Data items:

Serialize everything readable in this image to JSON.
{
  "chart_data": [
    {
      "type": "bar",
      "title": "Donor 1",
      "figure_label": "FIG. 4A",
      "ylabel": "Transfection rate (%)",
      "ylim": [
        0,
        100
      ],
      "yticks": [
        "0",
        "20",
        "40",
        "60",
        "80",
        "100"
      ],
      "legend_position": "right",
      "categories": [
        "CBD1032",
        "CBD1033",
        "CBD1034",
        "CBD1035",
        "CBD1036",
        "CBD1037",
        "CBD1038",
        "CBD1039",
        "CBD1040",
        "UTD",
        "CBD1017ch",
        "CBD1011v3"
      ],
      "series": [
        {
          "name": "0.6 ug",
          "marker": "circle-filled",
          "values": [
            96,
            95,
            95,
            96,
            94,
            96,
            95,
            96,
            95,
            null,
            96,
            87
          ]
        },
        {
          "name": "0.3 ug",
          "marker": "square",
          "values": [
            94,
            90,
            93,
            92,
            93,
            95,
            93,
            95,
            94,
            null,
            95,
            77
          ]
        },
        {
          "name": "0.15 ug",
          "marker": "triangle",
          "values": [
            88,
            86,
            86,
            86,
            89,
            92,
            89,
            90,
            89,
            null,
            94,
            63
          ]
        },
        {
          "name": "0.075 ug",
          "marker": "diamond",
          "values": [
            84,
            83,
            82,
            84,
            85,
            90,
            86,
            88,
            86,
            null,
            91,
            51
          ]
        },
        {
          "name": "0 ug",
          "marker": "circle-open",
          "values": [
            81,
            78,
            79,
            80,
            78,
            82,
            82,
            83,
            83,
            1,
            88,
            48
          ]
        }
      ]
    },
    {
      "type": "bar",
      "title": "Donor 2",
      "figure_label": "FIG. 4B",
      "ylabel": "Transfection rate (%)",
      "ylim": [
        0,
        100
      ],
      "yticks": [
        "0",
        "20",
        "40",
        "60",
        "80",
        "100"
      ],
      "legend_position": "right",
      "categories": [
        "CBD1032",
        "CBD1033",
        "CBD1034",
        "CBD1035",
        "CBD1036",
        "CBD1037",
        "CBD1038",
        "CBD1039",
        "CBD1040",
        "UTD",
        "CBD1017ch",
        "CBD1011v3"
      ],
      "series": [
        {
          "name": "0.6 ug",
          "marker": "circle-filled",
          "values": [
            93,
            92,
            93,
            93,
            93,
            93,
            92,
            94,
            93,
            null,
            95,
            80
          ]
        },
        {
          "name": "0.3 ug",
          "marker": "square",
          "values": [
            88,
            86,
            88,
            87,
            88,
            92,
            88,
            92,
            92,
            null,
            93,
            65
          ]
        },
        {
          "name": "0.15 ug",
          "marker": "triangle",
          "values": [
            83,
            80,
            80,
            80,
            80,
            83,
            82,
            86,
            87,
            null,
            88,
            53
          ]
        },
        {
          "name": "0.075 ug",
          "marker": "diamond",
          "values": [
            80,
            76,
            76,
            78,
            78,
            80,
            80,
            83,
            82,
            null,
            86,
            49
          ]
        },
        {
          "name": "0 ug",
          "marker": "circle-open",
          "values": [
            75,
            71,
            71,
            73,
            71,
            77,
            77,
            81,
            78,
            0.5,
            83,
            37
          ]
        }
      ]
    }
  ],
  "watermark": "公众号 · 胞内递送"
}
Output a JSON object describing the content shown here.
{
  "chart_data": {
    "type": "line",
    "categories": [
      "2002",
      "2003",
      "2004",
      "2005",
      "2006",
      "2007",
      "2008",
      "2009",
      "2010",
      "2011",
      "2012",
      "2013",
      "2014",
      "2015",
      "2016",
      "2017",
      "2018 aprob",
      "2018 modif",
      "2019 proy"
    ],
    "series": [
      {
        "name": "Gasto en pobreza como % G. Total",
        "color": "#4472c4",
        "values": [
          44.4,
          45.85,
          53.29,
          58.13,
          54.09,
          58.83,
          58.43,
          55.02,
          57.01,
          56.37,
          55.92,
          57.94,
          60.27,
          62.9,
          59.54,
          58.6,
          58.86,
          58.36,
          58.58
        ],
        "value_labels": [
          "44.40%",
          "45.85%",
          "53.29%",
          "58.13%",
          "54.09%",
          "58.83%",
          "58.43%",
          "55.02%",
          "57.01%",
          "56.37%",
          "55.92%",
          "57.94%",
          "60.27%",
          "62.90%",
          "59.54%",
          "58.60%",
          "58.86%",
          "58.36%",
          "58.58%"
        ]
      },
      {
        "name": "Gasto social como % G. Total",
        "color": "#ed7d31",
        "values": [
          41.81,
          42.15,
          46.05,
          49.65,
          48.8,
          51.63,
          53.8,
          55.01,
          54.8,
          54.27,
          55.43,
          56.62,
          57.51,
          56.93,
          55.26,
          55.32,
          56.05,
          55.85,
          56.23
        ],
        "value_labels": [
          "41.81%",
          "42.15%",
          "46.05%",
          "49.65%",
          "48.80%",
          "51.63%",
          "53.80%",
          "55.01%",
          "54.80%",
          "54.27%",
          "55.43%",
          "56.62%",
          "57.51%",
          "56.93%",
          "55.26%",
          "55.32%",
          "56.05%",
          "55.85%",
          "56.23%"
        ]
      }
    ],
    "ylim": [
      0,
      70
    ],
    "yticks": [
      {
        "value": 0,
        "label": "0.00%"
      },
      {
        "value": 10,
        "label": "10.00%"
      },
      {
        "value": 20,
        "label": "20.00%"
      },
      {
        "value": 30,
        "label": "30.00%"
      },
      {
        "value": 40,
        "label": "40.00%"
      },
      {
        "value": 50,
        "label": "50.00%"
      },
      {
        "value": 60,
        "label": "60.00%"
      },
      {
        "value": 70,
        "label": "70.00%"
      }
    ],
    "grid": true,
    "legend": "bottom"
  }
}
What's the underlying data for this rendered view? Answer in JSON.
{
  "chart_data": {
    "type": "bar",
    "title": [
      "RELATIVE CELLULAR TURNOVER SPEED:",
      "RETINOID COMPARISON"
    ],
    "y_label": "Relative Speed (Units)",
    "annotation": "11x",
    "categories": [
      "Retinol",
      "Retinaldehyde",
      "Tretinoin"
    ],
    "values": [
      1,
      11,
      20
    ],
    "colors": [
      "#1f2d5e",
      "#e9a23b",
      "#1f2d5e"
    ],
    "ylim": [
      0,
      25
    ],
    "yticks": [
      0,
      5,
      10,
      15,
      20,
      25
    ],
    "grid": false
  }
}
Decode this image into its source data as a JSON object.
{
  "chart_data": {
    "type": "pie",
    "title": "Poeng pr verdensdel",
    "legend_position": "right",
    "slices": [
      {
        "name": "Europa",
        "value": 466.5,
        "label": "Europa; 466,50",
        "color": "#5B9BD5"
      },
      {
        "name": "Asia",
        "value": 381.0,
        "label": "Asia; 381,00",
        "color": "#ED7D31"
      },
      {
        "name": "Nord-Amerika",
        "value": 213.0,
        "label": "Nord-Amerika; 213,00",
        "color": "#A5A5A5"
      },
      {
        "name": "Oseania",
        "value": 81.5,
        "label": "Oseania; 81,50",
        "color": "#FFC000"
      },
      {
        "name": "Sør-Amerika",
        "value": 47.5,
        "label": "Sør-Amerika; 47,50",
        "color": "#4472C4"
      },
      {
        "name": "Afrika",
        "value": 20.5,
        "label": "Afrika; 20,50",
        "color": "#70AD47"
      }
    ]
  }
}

Instructions to follow:
Every entry must be quoted exactly as it appears above.

Answer to the task:
Serialize everything readable in this image to JSON.
{
  "chart_data": [
    {
      "type": "bar",
      "title": "Donor 1",
      "figure_label": "FIG. 4A",
      "ylabel": "Transfection rate (%)",
      "ylim": [
        0,
        100
      ],
      "yticks": [
        "0",
        "20",
        "40",
        "60",
        "80",
        "100"
      ],
      "legend_position": "right",
      "categories": [
        "CBD1032",
        "CBD1033",
        "CBD1034",
        "CBD1035",
        "CBD1036",
        "CBD1037",
        "CBD1038",
        "CBD1039",
        "CBD1040",
        "UTD",
        "CBD1017ch",
        "CBD1011v3"
      ],
      "series": [
        {
          "name": "0.6 ug",
          "marker": "circle-filled",
          "values": [
            96,
            95,
            95,
            96,
            94,
            96,
            95,
            96,
            95,
            null,
            96,
            87
          ]
        },
        {
          "name": "0.3 ug",
          "marker": "square",
          "values": [
            94,
            90,
            93,
            92,
            93,
            95,
            93,
            95,
            94,
            null,
            95,
            77
          ]
        },
        {
          "name": "0.15 ug",
          "marker": "triangle",
          "values": [
            88,
            86,
            86,
            86,
            89,
            92,
            89,
            90,
            89,
            null,
            94,
            63
          ]
        },
        {
          "name": "0.075 ug",
          "marker": "diamond",
          "values": [
            84,
            83,
            82,
            84,
            85,
            90,
            86,
            88,
            86,
            null,
            91,
            51
          ]
        },
        {
          "name": "0 ug",
          "marker": "circle-open",
          "values": [
            81,
            78,
            79,
            80,
            78,
            82,
            82,
            83,
            83,
            1,
            88,
            48
          ]
        }
      ]
    },
    {
      "type": "bar",
      "title": "Donor 2",
      "figure_label": "FIG. 4B",
      "ylabel": "Transfection rate (%)",
      "ylim": [
        0,
        100
      ],
      "yticks": [
        "0",
        "20",
        "40",
        "60",
        "80",
        "100"
      ],
      "legend_position": "right",
      "categories": [
        "CBD1032",
        "CBD1033",
        "CBD1034",
        "CBD1035",
        "CBD1036",
        "CBD1037",
        "CBD1038",
        "CBD1039",
        "CBD1040",
        "UTD",
        "CBD1017ch",
        "CBD1011v3"
      ],
      "series": [
        {
          "name": "0.6 ug",
          "marker": "circle-filled",
          "values": [
            93,
            92,
            93,
            93,
            93,
            93,
            92,
            94,
            93,
            null,
            95,
            80
          ]
        },
        {
          "name": "0.3 ug",
          "marker": "square",
          "values": [
            88,
            86,
            88,
            87,
            88,
            92,
            88,
            92,
            92,
            null,
            93,
            65
          ]
        },
        {
          "name": "0.15 ug",
          "marker": "triangle",
          "values": [
            83,
            80,
            80,
            80,
            80,
            83,
            82,
            86,
            87,
            null,
            88,
            53
          ]
        },
        {
          "name": "0.075 ug",
          "marker": "diamond",
          "values": [
            80,
            76,
            76,
            78,
            78,
            80,
            80,
            83,
            82,
            null,
            86,
            49
          ]
        },
        {
          "name": "0 ug",
          "marker": "circle-open",
          "values": [
            75,
            71,
            71,
            73,
            71,
            77,
            77,
            81,
            78,
            0.5,
            83,
            37
          ]
        }
      ]
    }
  ],
  "watermark": "公众号 · 胞内递送"
}
Output a JSON object describing the content shown here.
{
  "chart_data": {
    "type": "line",
    "categories": [
      "2002",
      "2003",
      "2004",
      "2005",
      "2006",
      "2007",
      "2008",
      "2009",
      "2010",
      "2011",
      "2012",
      "2013",
      "2014",
      "2015",
      "2016",
      "2017",
      "2018 aprob",
      "2018 modif",
      "2019 proy"
    ],
    "series": [
      {
        "name": "Gasto en pobreza como % G. Total",
        "color": "#4472c4",
        "values": [
          44.4,
          45.85,
          53.29,
          58.13,
          54.09,
          58.83,
          58.43,
          55.02,
          57.01,
          56.37,
          55.92,
          57.94,
          60.27,
          62.9,
          59.54,
          58.6,
          58.86,
          58.36,
          58.58
        ],
        "value_labels": [
          "44.40%",
          "45.85%",
          "53.29%",
          "58.13%",
          "54.09%",
          "58.83%",
          "58.43%",
          "55.02%",
          "57.01%",
          "56.37%",
          "55.92%",
          "57.94%",
          "60.27%",
          "62.90%",
          "59.54%",
          "58.60%",
          "58.86%",
          "58.36%",
          "58.58%"
        ]
      },
      {
        "name": "Gasto social como % G. Total",
        "color": "#ed7d31",
        "values": [
          41.81,
          42.15,
          46.05,
          49.65,
          48.8,
          51.63,
          53.8,
          55.01,
          54.8,
          54.27,
          55.43,
          56.62,
          57.51,
          56.93,
          55.26,
          55.32,
          56.05,
          55.85,
          56.23
        ],
        "value_labels": [
          "41.81%",
          "42.15%",
          "46.05%",
          "49.65%",
          "48.80%",
          "51.63%",
          "53.80%",
          "55.01%",
          "54.80%",
          "54.27%",
          "55.43%",
          "56.62%",
          "57.51%",
          "56.93%",
          "55.26%",
          "55.32%",
          "56.05%",
          "55.85%",
          "56.23%"
        ]
      }
    ],
    "ylim": [
      0,
      70
    ],
    "yticks": [
      {
        "value": 0,
        "label": "0.00%"
      },
      {
        "value": 10,
        "label": "10.00%"
      },
      {
        "value": 20,
        "label": "20.00%"
      },
      {
        "value": 30,
        "label": "30.00%"
      },
      {
        "value": 40,
        "label": "40.00%"
      },
      {
        "value": 50,
        "label": "50.00%"
      },
      {
        "value": 60,
        "label": "60.00%"
      },
      {
        "value": 70,
        "label": "70.00%"
      }
    ],
    "grid": true,
    "legend": "bottom"
  }
}
What's the underlying data for this rendered view? Answer in JSON.
{
  "chart_data": {
    "type": "bar",
    "title": [
      "RELATIVE CELLULAR TURNOVER SPEED:",
      "RETINOID COMPARISON"
    ],
    "y_label": "Relative Speed (Units)",
    "annotation": "11x",
    "categories": [
      "Retinol",
      "Retinaldehyde",
      "Tretinoin"
    ],
    "values": [
      1,
      11,
      20
    ],
    "colors": [
      "#1f2d5e",
      "#e9a23b",
      "#1f2d5e"
    ],
    "ylim": [
      0,
      25
    ],
    "yticks": [
      0,
      5,
      10,
      15,
      20,
      25
    ],
    "grid": false
  }
}
Decode this image into its source data as a JSON object.
{
  "chart_data": {
    "type": "pie",
    "title": "Poeng pr verdensdel",
    "legend_position": "right",
    "slices": [
      {
        "name": "Europa",
        "value": 466.5,
        "label": "Europa; 466,50",
        "color": "#5B9BD5"
      },
      {
        "name": "Asia",
        "value": 381.0,
        "label": "Asia; 381,00",
        "color": "#ED7D31"
      },
      {
        "name": "Nord-Amerika",
        "value": 213.0,
        "label": "Nord-Amerika; 213,00",
        "color": "#A5A5A5"
      },
      {
        "name": "Oseania",
        "value": 81.5,
        "label": "Oseania; 81,50",
        "color": "#FFC000"
      },
      {
        "name": "Sør-Amerika",
        "value": 47.5,
        "label": "Sør-Amerika; 47,50",
        "color": "#4472C4"
      },
      {
        "name": "Afrika",
        "value": 20.5,
        "label": "Afrika; 20,50",
        "color": "#70AD47"
      }
    ]
  }
}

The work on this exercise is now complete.